### The task
Print all entries word for word.

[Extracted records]
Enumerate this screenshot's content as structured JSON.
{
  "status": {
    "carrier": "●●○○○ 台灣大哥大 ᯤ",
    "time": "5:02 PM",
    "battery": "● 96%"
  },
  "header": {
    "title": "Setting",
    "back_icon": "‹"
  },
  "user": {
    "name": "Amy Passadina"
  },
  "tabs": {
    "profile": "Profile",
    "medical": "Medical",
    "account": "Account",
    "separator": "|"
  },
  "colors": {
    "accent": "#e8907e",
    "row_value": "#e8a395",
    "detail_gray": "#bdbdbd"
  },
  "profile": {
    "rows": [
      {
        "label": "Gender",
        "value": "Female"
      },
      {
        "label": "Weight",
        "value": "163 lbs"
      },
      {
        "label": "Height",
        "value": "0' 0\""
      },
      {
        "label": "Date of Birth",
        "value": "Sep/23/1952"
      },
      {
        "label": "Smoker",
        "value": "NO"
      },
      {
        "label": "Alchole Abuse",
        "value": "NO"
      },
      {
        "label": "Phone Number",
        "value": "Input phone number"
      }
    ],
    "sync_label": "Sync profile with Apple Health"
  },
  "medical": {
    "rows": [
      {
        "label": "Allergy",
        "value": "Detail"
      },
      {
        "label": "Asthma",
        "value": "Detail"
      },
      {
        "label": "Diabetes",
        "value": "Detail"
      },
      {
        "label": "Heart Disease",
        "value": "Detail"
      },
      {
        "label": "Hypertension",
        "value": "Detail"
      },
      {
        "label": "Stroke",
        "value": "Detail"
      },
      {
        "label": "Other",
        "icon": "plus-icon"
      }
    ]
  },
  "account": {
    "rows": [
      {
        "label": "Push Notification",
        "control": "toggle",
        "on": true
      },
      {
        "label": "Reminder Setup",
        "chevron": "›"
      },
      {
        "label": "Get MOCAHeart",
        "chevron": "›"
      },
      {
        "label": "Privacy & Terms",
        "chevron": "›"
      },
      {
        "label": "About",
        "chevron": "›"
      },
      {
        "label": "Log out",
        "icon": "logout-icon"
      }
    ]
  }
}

### Solution to this exercise
Enumerate this screenshot's content as structured JSON.
{
  "status": {
    "carrier": "●●○○○ 台灣大哥大 ᯤ",
    "time": "5:02 PM",
    "battery": "● 96%"
  },
  "header": {
    "title": "Setting",
    "back_icon": "‹"
  },
  "user": {
    "name": "Amy Passadina"
  },
  "tabs": {
    "profile": "Profile",
    "medical": "Medical",
    "account": "Account",
    "separator": "|"
  },
  "colors": {
    "accent": "#e8907e",
    "row_value": "#e8a395",
    "detail_gray": "#bdbdbd"
  },
  "profile": {
    "rows": [
      {
        "label": "Gender",
        "value": "Female"
      },
      {
        "label": "Weight",
        "value": "163 lbs"
      },
      {
        "label": "Height",
        "value": "0' 0\""
      },
      {
        "label": "Date of Birth",
        "value": "Sep/23/1952"
      },
      {
        "label": "Smoker",
        "value": "NO"
      },
      {
        "label": "Alchole Abuse",
        "value": "NO"
      },
      {
        "label": "Phone Number",
        "value": "Input phone number"
      }
    ],
    "sync_label": "Sync profile with Apple Health"
  },
  "medical": {
    "rows": [
      {
        "label": "Allergy",
        "value": "Detail"
      },
      {
        "label": "Asthma",
        "value": "Detail"
      },
      {
        "label": "Diabetes",
        "value": "Detail"
      },
      {
        "label": "Heart Disease",
        "value": "Detail"
      },
      {
        "label": "Hypertension",
        "value": "Detail"
      },
      {
        "label": "Stroke",
        "value": "Detail"
      },
      {
        "label": "Other",
        "icon": "plus-icon"
      }
    ]
  },
  "account": {
    "rows": [
      {
        "label": "Push Notification",
        "control": "toggle",
        "on": true
      },
      {
        "label": "Reminder Setup",
        "chevron": "›"
      },
      {
        "label": "Get MOCAHeart",
        "chevron": "›"
      },
      {
        "label": "Privacy & Terms",
        "chevron": "›"
      },
      {
        "label": "About",
        "chevron": "›"
      },
      {
        "label": "Log out",
        "icon": "logout-icon"
      }
    ]
  }
}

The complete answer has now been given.